WHAT THE TASK REQUIRES | Your task is to write out the complete listing exactly as it is shown.

Items from a dataset:
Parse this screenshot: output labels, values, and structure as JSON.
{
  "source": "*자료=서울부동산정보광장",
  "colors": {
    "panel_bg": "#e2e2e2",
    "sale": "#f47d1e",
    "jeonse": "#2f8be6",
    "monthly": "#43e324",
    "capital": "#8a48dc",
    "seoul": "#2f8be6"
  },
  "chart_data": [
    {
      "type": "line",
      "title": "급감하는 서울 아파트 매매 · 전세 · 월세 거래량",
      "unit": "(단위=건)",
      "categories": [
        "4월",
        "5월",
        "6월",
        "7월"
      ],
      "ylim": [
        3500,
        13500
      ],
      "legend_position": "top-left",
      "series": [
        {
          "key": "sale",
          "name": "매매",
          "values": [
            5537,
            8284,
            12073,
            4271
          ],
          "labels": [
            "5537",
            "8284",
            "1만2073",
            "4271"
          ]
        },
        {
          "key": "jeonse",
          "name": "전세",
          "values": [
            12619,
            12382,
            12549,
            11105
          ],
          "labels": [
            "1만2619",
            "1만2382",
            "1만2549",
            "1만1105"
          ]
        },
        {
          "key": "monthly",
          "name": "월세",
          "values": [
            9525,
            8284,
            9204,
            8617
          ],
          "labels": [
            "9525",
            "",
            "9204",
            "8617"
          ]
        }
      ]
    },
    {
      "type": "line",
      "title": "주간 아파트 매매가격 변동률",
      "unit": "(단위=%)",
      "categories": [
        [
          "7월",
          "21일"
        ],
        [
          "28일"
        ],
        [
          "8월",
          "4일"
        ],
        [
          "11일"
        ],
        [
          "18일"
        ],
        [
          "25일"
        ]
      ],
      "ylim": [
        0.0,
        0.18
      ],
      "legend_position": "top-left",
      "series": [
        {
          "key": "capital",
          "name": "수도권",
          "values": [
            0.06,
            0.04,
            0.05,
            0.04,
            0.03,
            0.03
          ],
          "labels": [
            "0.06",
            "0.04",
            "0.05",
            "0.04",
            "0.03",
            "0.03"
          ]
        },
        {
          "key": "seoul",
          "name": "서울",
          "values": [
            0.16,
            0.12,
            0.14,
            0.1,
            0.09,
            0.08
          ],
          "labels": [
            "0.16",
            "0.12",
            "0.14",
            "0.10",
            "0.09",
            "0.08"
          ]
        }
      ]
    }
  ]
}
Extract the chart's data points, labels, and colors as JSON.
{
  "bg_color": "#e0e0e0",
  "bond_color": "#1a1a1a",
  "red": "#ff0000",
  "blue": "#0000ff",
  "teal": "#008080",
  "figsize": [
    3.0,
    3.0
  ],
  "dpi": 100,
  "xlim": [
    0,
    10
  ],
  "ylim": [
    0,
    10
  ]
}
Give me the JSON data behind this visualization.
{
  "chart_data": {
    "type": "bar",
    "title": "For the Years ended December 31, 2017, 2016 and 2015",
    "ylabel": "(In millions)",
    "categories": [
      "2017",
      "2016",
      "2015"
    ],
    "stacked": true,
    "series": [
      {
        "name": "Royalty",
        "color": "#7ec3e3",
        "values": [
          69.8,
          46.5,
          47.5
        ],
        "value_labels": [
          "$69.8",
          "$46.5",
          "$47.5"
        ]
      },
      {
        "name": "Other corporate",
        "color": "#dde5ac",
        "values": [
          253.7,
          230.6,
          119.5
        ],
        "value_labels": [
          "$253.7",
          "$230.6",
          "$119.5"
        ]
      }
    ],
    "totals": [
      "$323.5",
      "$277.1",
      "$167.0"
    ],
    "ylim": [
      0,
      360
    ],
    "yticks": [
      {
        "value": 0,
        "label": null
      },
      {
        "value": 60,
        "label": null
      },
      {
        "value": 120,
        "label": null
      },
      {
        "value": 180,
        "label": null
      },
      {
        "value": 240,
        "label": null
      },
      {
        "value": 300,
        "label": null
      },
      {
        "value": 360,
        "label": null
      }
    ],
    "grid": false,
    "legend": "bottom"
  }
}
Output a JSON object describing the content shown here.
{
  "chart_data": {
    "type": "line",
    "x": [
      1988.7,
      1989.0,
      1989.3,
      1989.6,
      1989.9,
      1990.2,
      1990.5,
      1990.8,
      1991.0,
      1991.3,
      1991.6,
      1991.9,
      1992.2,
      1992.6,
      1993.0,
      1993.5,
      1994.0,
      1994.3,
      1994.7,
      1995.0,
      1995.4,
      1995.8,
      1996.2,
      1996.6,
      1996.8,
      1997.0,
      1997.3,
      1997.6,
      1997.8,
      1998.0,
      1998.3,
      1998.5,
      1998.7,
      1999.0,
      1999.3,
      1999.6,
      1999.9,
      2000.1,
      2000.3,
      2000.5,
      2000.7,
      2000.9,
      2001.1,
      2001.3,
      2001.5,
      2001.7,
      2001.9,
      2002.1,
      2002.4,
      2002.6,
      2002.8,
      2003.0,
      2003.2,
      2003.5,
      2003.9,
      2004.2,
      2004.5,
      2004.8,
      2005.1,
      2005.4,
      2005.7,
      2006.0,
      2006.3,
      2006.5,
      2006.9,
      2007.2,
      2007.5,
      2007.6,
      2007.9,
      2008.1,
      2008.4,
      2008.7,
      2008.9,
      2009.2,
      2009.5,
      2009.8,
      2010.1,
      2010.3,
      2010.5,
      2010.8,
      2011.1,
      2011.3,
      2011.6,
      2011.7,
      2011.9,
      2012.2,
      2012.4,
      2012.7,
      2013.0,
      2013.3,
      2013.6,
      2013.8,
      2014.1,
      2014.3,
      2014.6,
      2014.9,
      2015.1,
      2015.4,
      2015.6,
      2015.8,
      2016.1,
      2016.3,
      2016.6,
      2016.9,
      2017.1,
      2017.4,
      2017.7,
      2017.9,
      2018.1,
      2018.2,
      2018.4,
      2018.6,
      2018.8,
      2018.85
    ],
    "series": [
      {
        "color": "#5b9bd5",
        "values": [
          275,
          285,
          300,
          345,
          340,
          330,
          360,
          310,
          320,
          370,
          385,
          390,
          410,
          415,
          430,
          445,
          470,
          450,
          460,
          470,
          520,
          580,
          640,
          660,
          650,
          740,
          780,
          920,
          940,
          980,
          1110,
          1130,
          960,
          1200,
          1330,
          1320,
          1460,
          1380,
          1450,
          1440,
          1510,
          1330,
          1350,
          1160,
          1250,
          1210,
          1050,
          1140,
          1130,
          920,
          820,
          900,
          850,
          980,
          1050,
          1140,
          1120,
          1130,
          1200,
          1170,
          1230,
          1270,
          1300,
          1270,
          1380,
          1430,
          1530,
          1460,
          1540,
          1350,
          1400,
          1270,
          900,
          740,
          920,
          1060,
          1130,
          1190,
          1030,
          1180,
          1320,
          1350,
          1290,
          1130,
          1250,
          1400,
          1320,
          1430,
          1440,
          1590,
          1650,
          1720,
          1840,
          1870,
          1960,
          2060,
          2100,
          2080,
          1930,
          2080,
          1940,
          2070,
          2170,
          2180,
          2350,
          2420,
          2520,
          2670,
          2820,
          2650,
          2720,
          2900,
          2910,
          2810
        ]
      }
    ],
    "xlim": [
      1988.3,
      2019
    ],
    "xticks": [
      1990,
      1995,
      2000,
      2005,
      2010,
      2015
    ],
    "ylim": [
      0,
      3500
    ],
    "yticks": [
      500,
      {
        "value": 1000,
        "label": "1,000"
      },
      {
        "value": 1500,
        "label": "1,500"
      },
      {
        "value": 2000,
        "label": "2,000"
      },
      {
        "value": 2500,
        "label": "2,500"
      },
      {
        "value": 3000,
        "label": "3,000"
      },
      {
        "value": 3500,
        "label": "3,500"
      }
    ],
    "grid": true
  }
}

EXPECTED ANSWER |
Parse this screenshot: output labels, values, and structure as JSON.
{
  "source": "*자료=서울부동산정보광장",
  "colors": {
    "panel_bg": "#e2e2e2",
    "sale": "#f47d1e",
    "jeonse": "#2f8be6",
    "monthly": "#43e324",
    "capital": "#8a48dc",
    "seoul": "#2f8be6"
  },
  "chart_data": [
    {
      "type": "line",
      "title": "급감하는 서울 아파트 매매 · 전세 · 월세 거래량",
      "unit": "(단위=건)",
      "categories": [
        "4월",
        "5월",
        "6월",
        "7월"
      ],
      "ylim": [
        3500,
        13500
      ],
      "legend_position": "top-left",
      "series": [
        {
          "key": "sale",
          "name": "매매",
          "values": [
            5537,
            8284,
            12073,
            4271
          ],
          "labels": [
            "5537",
            "8284",
            "1만2073",
            "4271"
          ]
        },
        {
          "key": "jeonse",
          "name": "전세",
          "values": [
            12619,
            12382,
            12549,
            11105
          ],
          "labels": [
            "1만2619",
            "1만2382",
            "1만2549",
            "1만1105"
          ]
        },
        {
          "key": "monthly",
          "name": "월세",
          "values": [
            9525,
            8284,
            9204,
            8617
          ],
          "labels": [
            "9525",
            "",
            "9204",
            "8617"
          ]
        }
      ]
    },
    {
      "type": "line",
      "title": "주간 아파트 매매가격 변동률",
      "unit": "(단위=%)",
      "categories": [
        [
          "7월",
          "21일"
        ],
        [
          "28일"
        ],
        [
          "8월",
          "4일"
        ],
        [
          "11일"
        ],
        [
          "18일"
        ],
        [
          "25일"
        ]
      ],
      "ylim": [
        0.0,
        0.18
      ],
      "legend_position": "top-left",
      "series": [
        {
          "key": "capital",
          "name": "수도권",
          "values": [
            0.06,
            0.04,
            0.05,
            0.04,
            0.03,
            0.03
          ],
          "labels": [
            "0.06",
            "0.04",
            "0.05",
            "0.04",
            "0.03",
            "0.03"
          ]
        },
        {
          "key": "seoul",
          "name": "서울",
          "values": [
            0.16,
            0.12,
            0.14,
            0.1,
            0.09,
            0.08
          ],
          "labels": [
            "0.16",
            "0.12",
            "0.14",
            "0.10",
            "0.09",
            "0.08"
          ]
        }
      ]
    }
  ]
}
Extract the chart's data points, labels, and colors as JSON.
{
  "bg_color": "#e0e0e0",
  "bond_color": "#1a1a1a",
  "red": "#ff0000",
  "blue": "#0000ff",
  "teal": "#008080",
  "figsize": [
    3.0,
    3.0
  ],
  "dpi": 100,
  "xlim": [
    0,
    10
  ],
  "ylim": [
    0,
    10
  ]
}
Give me the JSON data behind this visualization.
{
  "chart_data": {
    "type": "bar",
    "title": "For the Years ended December 31, 2017, 2016 and 2015",
    "ylabel": "(In millions)",
    "categories": [
      "2017",
      "2016",
      "2015"
    ],
    "stacked": true,
    "series": [
      {
        "name": "Royalty",
        "color": "#7ec3e3",
        "values": [
          69.8,
          46.5,
          47.5
        ],
        "value_labels": [
          "$69.8",
          "$46.5",
          "$47.5"
        ]
      },
      {
        "name": "Other corporate",
        "color": "#dde5ac",
        "values": [
          253.7,
          230.6,
          119.5
        ],
        "value_labels": [
          "$253.7",
          "$230.6",
          "$119.5"
        ]
      }
    ],
    "totals": [
      "$323.5",
      "$277.1",
      "$167.0"
    ],
    "ylim": [
      0,
      360
    ],
    "yticks": [
      {
        "value": 0,
        "label": null
      },
      {
        "value": 60,
        "label": null
      },
      {
        "value": 120,
        "label": null
      },
      {
        "value": 180,
        "label": null
      },
      {
        "value": 240,
        "label": null
      },
      {
        "value": 300,
        "label": null
      },
      {
        "value": 360,
        "label": null
      }
    ],
    "grid": false,
    "legend": "bottom"
  }
}
Output a JSON object describing the content shown here.
{
  "chart_data": {
    "type": "line",
    "x": [
      1988.7,
      1989.0,
      1989.3,
      1989.6,
      1989.9,
      1990.2,
      1990.5,
      1990.8,
      1991.0,
      1991.3,
      1991.6,
      1991.9,
      1992.2,
      1992.6,
      1993.0,
      1993.5,
      1994.0,
      1994.3,
      1994.7,
      1995.0,
      1995.4,
      1995.8,
      1996.2,
      1996.6,
      1996.8,
      1997.0,
      1997.3,
      1997.6,
      1997.8,
      1998.0,
      1998.3,
      1998.5,
      1998.7,
      1999.0,
      1999.3,
      1999.6,
      1999.9,
      2000.1,
      2000.3,
      2000.5,
      2000.7,
      2000.9,
      2001.1,
      2001.3,
      2001.5,
      2001.7,
      2001.9,
      2002.1,
      2002.4,
      2002.6,
      2002.8,
      2003.0,
      2003.2,
      2003.5,
      2003.9,
      2004.2,
      2004.5,
      2004.8,
      2005.1,
      2005.4,
      2005.7,
      2006.0,
      2006.3,
      2006.5,
      2006.9,
      2007.2,
      2007.5,
      2007.6,
      2007.9,
      2008.1,
      2008.4,
      2008.7,
      2008.9,
      2009.2,
      2009.5,
      2009.8,
      2010.1,
      2010.3,
      2010.5,
      2010.8,
      2011.1,
      2011.3,
      2011.6,
      2011.7,
      2011.9,
      2012.2,
      2012.4,
      2012.7,
      2013.0,
      2013.3,
      2013.6,
      2013.8,
      2014.1,
      2014.3,
      2014.6,
      2014.9,
      2015.1,
      2015.4,
      2015.6,
      2015.8,
      2016.1,
      2016.3,
      2016.6,
      2016.9,
      2017.1,
      2017.4,
      2017.7,
      2017.9,
      2018.1,
      2018.2,
      2018.4,
      2018.6,
      2018.8,
      2018.85
    ],
    "series": [
      {
        "color": "#5b9bd5",
        "values": [
          275,
          285,
          300,
          345,
          340,
          330,
          360,
          310,
          320,
          370,
          385,
          390,
          410,
          415,
          430,
          445,
          470,
          450,
          460,
          470,
          520,
          580,
          640,
          660,
          650,
          740,
          780,
          920,
          940,
          980,
          1110,
          1130,
          960,
          1200,
          1330,
          1320,
          1460,
          1380,
          1450,
          1440,
          1510,
          1330,
          1350,
          1160,
          1250,
          1210,
          1050,
          1140,
          1130,
          920,
          820,
          900,
          850,
          980,
          1050,
          1140,
          1120,
          1130,
          1200,
          1170,
          1230,
          1270,
          1300,
          1270,
          1380,
          1430,
          1530,
          1460,
          1540,
          1350,
          1400,
          1270,
          900,
          740,
          920,
          1060,
          1130,
          1190,
          1030,
          1180,
          1320,
          1350,
          1290,
          1130,
          1250,
          1400,
          1320,
          1430,
          1440,
          1590,
          1650,
          1720,
          1840,
          1870,
          1960,
          2060,
          2100,
          2080,
          1930,
          2080,
          1940,
          2070,
          2170,
          2180,
          2350,
          2420,
          2520,
          2670,
          2820,
          2650,
          2720,
          2900,
          2910,
          2810
        ]
      }
    ],
    "xlim": [
      1988.3,
      2019
    ],
    "xticks": [
      1990,
      1995,
      2000,
      2005,
      2010,
      2015
    ],
    "ylim": [
      0,
      3500
    ],
    "yticks": [
      500,
      {
        "value": 1000,
        "label": "1,000"
      },
      {
        "value": 1500,
        "label": "1,500"
      },
      {
        "value": 2000,
        "label": "2,000"
      },
      {
        "value": 2500,
        "label": "2,500"
      },
      {
        "value": 3000,
        "label": "3,000"
      },
      {
        "value": 3500,
        "label": "3,500"
      }
    ],
    "grid": true
  }
}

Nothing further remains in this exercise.